Keep the pictures out of the copy and repeat the records exactly.
# # # # # # #
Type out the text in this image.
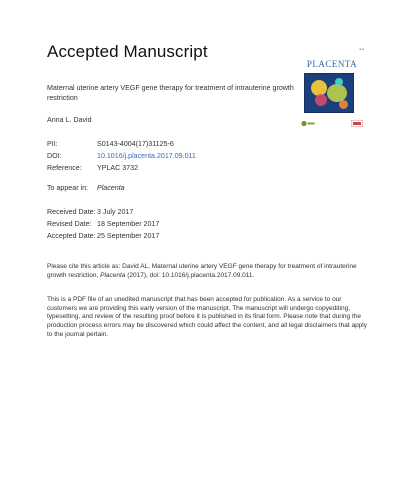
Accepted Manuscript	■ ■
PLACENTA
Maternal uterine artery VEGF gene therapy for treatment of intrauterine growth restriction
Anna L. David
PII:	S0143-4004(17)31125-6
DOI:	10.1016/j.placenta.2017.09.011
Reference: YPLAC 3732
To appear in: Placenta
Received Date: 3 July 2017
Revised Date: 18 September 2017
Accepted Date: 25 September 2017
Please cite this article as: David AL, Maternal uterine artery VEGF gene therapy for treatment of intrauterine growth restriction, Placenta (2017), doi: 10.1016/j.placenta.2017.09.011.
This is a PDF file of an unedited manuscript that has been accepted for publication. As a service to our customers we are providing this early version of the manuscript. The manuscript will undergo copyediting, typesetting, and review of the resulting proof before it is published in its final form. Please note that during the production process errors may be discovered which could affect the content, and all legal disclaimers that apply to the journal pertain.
# # # # # # #
→ ANSWER AREA
Type out the text in this image.
Accepted Manuscript	■ ■
PLACENTA
Maternal uterine artery VEGF gene therapy for treatment of intrauterine growth restriction
Anna L. David
PII:	S0143-4004(17)31125-6
DOI:	10.1016/j.placenta.2017.09.011
Reference: YPLAC 3732
To appear in: Placenta
Received Date: 3 July 2017
Revised Date: 18 September 2017
Accepted Date: 25 September 2017
Please cite this article as: David AL, Maternal uterine artery VEGF gene therapy for treatment of intrauterine growth restriction, Placenta (2017), doi: 10.1016/j.placenta.2017.09.011.
This is a PDF file of an unedited manuscript that has been accepted for publication. As a service to our customers we are providing this early version of the manuscript. The manuscript will undergo copyediting, typesetting, and review of the resulting proof before it is published in its final form. Please note that during the production process errors may be discovered which could affect the content, and all legal disclaimers that apply to the journal pertain.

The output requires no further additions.